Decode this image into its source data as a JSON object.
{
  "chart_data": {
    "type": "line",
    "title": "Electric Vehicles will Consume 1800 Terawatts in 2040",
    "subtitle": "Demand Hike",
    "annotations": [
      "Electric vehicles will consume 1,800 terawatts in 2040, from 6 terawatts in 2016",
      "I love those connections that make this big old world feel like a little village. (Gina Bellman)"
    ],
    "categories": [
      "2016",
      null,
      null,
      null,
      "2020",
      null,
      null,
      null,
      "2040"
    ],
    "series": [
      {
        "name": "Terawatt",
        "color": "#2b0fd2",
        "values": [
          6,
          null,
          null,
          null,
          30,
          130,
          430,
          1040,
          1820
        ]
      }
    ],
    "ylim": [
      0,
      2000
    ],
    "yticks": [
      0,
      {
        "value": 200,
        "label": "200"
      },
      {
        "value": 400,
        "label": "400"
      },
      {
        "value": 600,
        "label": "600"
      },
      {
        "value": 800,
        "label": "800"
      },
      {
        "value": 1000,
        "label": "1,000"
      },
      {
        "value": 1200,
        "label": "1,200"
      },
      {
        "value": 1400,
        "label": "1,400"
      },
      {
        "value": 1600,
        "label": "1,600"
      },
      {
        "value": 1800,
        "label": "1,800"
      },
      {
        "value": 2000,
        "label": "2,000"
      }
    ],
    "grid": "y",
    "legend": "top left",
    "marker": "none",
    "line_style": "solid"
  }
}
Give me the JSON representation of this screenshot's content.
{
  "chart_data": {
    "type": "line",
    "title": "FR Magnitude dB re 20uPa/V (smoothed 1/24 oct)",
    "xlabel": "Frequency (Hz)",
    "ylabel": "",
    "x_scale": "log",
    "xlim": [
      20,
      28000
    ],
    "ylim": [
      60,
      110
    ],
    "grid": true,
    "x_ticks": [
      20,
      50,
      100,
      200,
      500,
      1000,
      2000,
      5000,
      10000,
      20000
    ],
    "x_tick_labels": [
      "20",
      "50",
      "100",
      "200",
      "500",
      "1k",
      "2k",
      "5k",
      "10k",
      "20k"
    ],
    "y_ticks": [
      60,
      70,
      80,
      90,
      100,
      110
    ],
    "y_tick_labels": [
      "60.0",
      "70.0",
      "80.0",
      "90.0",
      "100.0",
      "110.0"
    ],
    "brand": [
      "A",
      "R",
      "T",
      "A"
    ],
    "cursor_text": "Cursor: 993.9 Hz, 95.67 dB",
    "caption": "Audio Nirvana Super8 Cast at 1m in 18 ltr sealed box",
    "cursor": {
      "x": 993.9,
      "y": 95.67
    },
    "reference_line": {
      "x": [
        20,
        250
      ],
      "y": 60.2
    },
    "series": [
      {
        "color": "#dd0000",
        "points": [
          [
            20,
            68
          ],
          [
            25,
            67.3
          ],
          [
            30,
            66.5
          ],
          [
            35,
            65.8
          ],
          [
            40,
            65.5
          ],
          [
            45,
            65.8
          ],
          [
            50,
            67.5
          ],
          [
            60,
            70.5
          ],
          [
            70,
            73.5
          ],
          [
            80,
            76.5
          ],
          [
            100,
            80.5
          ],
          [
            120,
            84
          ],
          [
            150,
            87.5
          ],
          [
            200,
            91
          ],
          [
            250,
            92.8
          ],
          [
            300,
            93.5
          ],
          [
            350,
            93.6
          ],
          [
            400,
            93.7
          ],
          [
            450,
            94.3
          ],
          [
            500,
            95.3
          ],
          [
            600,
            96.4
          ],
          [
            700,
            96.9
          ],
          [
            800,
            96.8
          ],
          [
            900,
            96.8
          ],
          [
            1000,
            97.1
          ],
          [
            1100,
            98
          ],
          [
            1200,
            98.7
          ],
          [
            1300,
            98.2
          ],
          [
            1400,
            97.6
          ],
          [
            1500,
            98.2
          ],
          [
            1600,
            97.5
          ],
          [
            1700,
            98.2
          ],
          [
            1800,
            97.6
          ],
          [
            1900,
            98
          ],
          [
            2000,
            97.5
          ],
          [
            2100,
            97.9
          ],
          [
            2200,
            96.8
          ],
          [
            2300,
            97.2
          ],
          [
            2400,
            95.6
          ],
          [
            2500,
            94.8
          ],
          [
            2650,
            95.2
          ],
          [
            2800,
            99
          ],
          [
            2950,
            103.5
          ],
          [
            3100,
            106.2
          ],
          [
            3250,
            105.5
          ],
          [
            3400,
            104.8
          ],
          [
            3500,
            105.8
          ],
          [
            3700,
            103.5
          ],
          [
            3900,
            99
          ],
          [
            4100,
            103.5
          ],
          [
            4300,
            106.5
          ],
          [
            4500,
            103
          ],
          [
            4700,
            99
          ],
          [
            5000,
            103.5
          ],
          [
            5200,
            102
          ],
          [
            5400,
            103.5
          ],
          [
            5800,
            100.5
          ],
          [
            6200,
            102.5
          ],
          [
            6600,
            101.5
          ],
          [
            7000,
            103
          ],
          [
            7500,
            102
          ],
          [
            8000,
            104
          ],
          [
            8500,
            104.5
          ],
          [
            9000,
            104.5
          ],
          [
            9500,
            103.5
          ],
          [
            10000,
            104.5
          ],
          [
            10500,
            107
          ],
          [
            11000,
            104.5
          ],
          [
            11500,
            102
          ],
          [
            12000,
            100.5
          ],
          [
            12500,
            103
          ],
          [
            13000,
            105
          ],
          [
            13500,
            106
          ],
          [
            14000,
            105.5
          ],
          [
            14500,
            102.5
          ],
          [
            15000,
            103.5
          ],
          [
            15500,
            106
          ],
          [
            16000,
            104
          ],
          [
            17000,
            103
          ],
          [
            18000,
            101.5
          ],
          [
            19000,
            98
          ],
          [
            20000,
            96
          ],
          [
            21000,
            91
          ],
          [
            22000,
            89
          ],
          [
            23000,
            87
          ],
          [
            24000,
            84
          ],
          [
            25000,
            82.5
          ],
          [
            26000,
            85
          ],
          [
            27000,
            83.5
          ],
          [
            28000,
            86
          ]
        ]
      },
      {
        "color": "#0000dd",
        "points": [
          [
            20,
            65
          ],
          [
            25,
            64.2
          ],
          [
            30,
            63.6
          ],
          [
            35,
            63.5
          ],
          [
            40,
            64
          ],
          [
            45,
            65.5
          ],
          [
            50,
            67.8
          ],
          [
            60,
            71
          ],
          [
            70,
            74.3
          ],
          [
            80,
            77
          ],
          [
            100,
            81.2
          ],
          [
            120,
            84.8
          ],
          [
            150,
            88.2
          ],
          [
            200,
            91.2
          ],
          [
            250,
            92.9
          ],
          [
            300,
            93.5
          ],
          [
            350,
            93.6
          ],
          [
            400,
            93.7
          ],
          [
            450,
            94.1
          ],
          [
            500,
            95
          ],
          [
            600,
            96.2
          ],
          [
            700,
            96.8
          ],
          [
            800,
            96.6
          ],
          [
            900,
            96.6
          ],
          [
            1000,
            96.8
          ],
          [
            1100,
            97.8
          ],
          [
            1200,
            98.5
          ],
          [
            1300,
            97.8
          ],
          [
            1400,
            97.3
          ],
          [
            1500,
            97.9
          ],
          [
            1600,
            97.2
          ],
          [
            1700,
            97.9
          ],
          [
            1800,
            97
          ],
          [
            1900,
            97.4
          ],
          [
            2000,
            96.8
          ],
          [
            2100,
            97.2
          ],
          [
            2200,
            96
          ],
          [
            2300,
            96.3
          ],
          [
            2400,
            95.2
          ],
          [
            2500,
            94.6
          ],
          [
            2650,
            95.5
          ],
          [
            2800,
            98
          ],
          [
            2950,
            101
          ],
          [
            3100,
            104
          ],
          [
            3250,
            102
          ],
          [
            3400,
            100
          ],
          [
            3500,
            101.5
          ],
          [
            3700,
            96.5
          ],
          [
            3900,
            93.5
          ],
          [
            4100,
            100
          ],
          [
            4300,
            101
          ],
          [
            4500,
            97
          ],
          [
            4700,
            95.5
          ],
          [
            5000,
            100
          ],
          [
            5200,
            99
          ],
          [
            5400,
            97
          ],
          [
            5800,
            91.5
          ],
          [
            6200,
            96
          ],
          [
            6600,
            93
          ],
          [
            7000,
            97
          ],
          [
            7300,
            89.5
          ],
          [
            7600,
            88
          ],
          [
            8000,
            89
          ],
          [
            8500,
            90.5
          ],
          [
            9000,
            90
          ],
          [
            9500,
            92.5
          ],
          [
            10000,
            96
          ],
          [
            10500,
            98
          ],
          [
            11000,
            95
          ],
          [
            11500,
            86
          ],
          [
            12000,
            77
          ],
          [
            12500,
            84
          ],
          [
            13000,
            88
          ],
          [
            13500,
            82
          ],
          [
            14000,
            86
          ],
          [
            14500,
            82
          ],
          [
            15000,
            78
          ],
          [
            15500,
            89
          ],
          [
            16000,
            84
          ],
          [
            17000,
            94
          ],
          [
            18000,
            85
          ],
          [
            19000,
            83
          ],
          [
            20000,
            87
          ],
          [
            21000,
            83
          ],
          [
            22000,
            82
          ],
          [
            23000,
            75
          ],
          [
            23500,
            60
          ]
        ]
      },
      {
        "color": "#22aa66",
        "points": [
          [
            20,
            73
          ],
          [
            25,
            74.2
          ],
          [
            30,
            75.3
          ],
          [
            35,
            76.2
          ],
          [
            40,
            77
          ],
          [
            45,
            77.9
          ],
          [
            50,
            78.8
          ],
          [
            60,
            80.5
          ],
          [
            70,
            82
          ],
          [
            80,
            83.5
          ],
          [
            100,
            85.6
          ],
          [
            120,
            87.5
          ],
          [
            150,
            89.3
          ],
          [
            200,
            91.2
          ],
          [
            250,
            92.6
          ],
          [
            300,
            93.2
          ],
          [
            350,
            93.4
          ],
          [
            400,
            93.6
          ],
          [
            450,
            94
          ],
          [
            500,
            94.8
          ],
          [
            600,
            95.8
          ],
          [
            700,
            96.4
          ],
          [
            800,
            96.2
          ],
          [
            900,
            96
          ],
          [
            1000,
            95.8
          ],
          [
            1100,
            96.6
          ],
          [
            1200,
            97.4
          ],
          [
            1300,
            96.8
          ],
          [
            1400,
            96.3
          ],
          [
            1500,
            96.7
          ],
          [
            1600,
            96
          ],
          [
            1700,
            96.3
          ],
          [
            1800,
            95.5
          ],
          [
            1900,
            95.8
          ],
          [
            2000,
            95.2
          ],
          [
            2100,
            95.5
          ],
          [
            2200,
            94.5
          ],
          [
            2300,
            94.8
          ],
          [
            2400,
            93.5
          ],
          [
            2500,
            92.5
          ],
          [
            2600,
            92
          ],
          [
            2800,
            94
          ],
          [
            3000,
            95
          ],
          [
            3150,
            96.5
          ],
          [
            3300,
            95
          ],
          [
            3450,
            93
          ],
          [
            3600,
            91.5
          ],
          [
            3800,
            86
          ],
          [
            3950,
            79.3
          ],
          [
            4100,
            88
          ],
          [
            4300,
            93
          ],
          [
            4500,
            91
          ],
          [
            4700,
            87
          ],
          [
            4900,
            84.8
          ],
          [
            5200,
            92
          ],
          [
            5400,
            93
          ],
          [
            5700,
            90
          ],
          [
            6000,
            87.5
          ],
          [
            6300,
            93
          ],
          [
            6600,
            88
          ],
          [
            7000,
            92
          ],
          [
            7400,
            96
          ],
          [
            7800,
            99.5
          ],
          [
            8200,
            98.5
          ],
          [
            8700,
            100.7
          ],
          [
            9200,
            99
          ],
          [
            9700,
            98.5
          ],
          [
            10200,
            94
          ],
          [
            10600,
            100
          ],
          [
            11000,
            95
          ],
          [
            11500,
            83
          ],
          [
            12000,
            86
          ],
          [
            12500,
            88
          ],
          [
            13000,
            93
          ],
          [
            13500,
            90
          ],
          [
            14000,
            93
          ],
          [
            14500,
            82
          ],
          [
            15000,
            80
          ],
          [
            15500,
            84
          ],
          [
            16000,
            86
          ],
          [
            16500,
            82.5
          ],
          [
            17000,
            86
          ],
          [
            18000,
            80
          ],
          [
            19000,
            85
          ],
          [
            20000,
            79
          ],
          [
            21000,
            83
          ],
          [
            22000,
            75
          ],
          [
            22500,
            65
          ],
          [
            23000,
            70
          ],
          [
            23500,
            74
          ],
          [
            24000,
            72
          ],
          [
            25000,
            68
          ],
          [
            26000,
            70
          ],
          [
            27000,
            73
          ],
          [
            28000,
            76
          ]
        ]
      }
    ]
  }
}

######

Problem to work on
Give only the number of lines in the preceding material that contain the string "JSON".

Answer in full
2